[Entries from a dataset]
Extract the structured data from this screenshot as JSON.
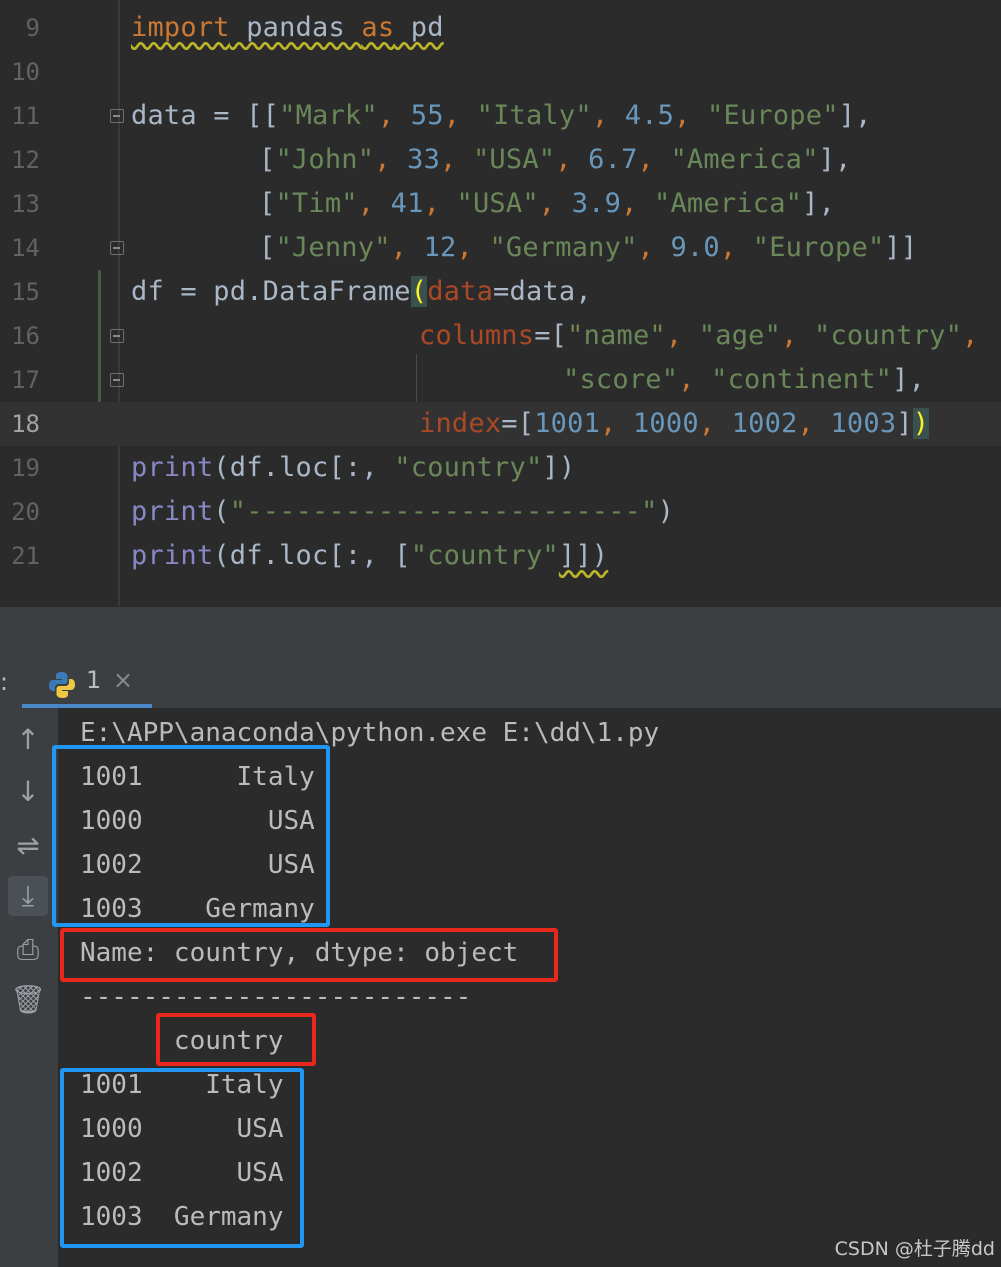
{
  "editor": {
    "lines": [
      {
        "n": "9"
      },
      {
        "n": "10"
      },
      {
        "n": "11"
      },
      {
        "n": "12"
      },
      {
        "n": "13"
      },
      {
        "n": "14"
      },
      {
        "n": "15"
      },
      {
        "n": "16"
      },
      {
        "n": "17"
      },
      {
        "n": "18"
      },
      {
        "n": "19"
      },
      {
        "n": "20"
      },
      {
        "n": "21"
      }
    ],
    "code": {
      "l9": [
        "import",
        " pandas ",
        "as",
        " pd"
      ],
      "l11": [
        "data = [[",
        "\"Mark\"",
        ", ",
        "55",
        ", ",
        "\"Italy\"",
        ", ",
        "4.5",
        ", ",
        "\"Europe\"",
        "],"
      ],
      "l12": [
        "[",
        "\"John\"",
        ", ",
        "33",
        ", ",
        "\"USA\"",
        ", ",
        "6.7",
        ", ",
        "\"America\"",
        "],"
      ],
      "l13": [
        "[",
        "\"Tim\"",
        ", ",
        "41",
        ", ",
        "\"USA\"",
        ", ",
        "3.9",
        ", ",
        "\"America\"",
        "],"
      ],
      "l14": [
        "[",
        "\"Jenny\"",
        ", ",
        "12",
        ", ",
        "\"Germany\"",
        ", ",
        "9.0",
        ", ",
        "\"Europe\"",
        "]]"
      ],
      "l15": [
        "df = pd.DataFrame",
        "(",
        "data",
        "=data,"
      ],
      "l16": [
        "columns",
        "=[",
        "\"name\"",
        ", ",
        "\"age\"",
        ", ",
        "\"country\"",
        ","
      ],
      "l17": [
        "\"score\"",
        ", ",
        "\"continent\"",
        "],"
      ],
      "l18": [
        "index",
        "=[",
        "1001",
        ", ",
        "1000",
        ", ",
        "1002",
        ", ",
        "1003",
        "]",
        ")"
      ],
      "l19": [
        "print",
        "(df.loc[:, ",
        "\"country\"",
        "])"
      ],
      "l20": [
        "print",
        "(",
        "\"------------------------\"",
        ")"
      ],
      "l21": [
        "print",
        "(df.loc[:, [",
        "\"country\"",
        "]])"
      ]
    }
  },
  "run_panel": {
    "colon": ":",
    "tab_label": "1",
    "tab_close": "×",
    "tools": {
      "up": "↑",
      "down": "↓",
      "wrap": "⇌",
      "scroll": "⤓",
      "print": "⎙",
      "trash": "🗑"
    }
  },
  "console": {
    "lines": [
      "E:\\APP\\anaconda\\python.exe E:\\dd\\1.py",
      "1001      Italy",
      "1000        USA",
      "1002        USA",
      "1003    Germany",
      "Name: country, dtype: object",
      "-------------------------",
      "      country",
      "1001    Italy",
      "1000      USA",
      "1002      USA",
      "1003  Germany"
    ]
  },
  "watermark": "CSDN @杜子腾dd",
  "colors": {
    "keyword": "#cc7832",
    "string": "#6a8759",
    "number": "#6897bb",
    "param": "#aa4926",
    "highlight_blue": "#2196f3",
    "highlight_red": "#e8281d"
  }
}
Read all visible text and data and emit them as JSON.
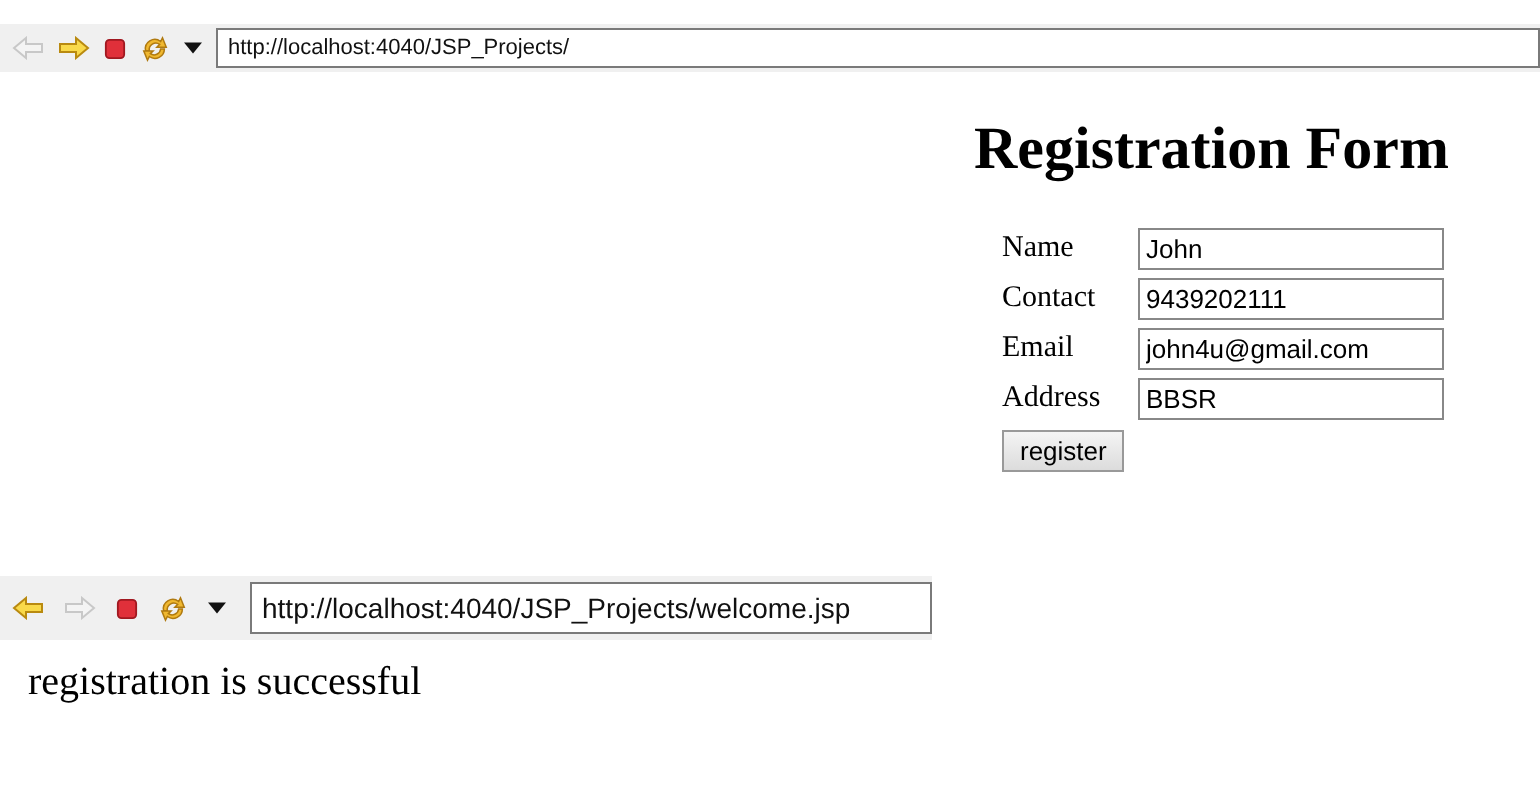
{
  "browsers": [
    {
      "toolbar": {
        "back_enabled": false,
        "forward_enabled": true,
        "url": "http://localhost:4040/JSP_Projects/"
      },
      "page": {
        "kind": "form",
        "title": "Registration Form",
        "fields": [
          {
            "label": "Name",
            "value": "John"
          },
          {
            "label": "Contact",
            "value": "9439202111"
          },
          {
            "label": "Email",
            "value": "john4u@gmail.com"
          },
          {
            "label": "Address",
            "value": "BBSR"
          }
        ],
        "button": "register"
      }
    },
    {
      "toolbar": {
        "back_enabled": true,
        "forward_enabled": false,
        "url": "http://localhost:4040/JSP_Projects/welcome.jsp"
      },
      "page": {
        "kind": "message",
        "text": "registration is successful"
      }
    }
  ]
}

Stated goal:
Return the lines of the records that include the string "text".

Exercise solution:
Read all visible text and data and emit them as JSON.
        "text": "registration is successful"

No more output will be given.